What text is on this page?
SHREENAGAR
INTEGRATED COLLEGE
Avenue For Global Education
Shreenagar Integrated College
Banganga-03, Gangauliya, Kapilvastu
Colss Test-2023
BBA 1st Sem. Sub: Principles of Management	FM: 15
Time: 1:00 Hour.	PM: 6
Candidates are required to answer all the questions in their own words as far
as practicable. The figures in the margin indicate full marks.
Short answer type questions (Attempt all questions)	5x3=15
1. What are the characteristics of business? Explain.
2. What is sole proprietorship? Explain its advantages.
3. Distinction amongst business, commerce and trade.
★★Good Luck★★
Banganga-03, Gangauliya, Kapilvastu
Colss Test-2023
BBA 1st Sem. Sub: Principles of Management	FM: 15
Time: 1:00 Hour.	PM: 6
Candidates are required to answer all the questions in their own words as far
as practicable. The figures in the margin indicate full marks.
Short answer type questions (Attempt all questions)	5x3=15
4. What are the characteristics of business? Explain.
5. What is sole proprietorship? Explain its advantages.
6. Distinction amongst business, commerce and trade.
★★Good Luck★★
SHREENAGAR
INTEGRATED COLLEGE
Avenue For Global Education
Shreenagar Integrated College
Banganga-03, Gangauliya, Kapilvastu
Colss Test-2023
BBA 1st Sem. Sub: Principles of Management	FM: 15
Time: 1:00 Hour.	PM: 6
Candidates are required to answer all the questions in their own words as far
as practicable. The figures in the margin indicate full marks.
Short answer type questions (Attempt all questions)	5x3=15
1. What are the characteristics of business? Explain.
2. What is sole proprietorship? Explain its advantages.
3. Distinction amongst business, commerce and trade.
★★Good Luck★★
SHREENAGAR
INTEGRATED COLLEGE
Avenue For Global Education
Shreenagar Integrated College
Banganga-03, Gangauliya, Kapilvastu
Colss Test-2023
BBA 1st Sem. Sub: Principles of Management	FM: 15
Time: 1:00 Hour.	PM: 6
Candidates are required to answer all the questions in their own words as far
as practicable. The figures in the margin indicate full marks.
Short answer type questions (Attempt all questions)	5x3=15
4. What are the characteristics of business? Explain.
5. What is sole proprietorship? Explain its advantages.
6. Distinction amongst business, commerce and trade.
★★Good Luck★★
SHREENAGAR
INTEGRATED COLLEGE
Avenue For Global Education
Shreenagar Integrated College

------------------------

## YOUR TASK:
Every entry in the listing must be retyped exactly.

## ANSWER TO THIS EXERCISE:
What text is on this page?
SHREENAGAR
INTEGRATED COLLEGE
Avenue For Global Education
Shreenagar Integrated College
Banganga-03, Gangauliya, Kapilvastu
Colss Test-2023
BBA 1st Sem. Sub: Principles of Management	FM: 15
Time: 1:00 Hour.	PM: 6
Candidates are required to answer all the questions in their own words as far
as practicable. The figures in the margin indicate full marks.
Short answer type questions (Attempt all questions)	5x3=15
1. What are the characteristics of business? Explain.
2. What is sole proprietorship? Explain its advantages.
3. Distinction amongst business, commerce and trade.
★★Good Luck★★
Banganga-03, Gangauliya, Kapilvastu
Colss Test-2023
BBA 1st Sem. Sub: Principles of Management	FM: 15
Time: 1:00 Hour.	PM: 6
Candidates are required to answer all the questions in their own words as far
as practicable. The figures in the margin indicate full marks.
Short answer type questions (Attempt all questions)	5x3=15
4. What are the characteristics of business? Explain.
5. What is sole proprietorship? Explain its advantages.
6. Distinction amongst business, commerce and trade.
★★Good Luck★★
SHREENAGAR
INTEGRATED COLLEGE
Avenue For Global Education
Shreenagar Integrated College
Banganga-03, Gangauliya, Kapilvastu
Colss Test-2023
BBA 1st Sem. Sub: Principles of Management	FM: 15
Time: 1:00 Hour.	PM: 6
Candidates are required to answer all the questions in their own words as far
as practicable. The figures in the margin indicate full marks.
Short answer type questions (Attempt all questions)	5x3=15
1. What are the characteristics of business? Explain.
2. What is sole proprietorship? Explain its advantages.
3. Distinction amongst business, commerce and trade.
★★Good Luck★★
SHREENAGAR
INTEGRATED COLLEGE
Avenue For Global Education
Shreenagar Integrated College
Banganga-03, Gangauliya, Kapilvastu
Colss Test-2023
BBA 1st Sem. Sub: Principles of Management	FM: 15
Time: 1:00 Hour.	PM: 6
Candidates are required to answer all the questions in their own words as far
as practicable. The figures in the margin indicate full marks.
Short answer type questions (Attempt all questions)	5x3=15
4. What are the characteristics of business? Explain.
5. What is sole proprietorship? Explain its advantages.
6. Distinction amongst business, commerce and trade.
★★Good Luck★★
SHREENAGAR
INTEGRATED COLLEGE
Avenue For Global Education
Shreenagar Integrated College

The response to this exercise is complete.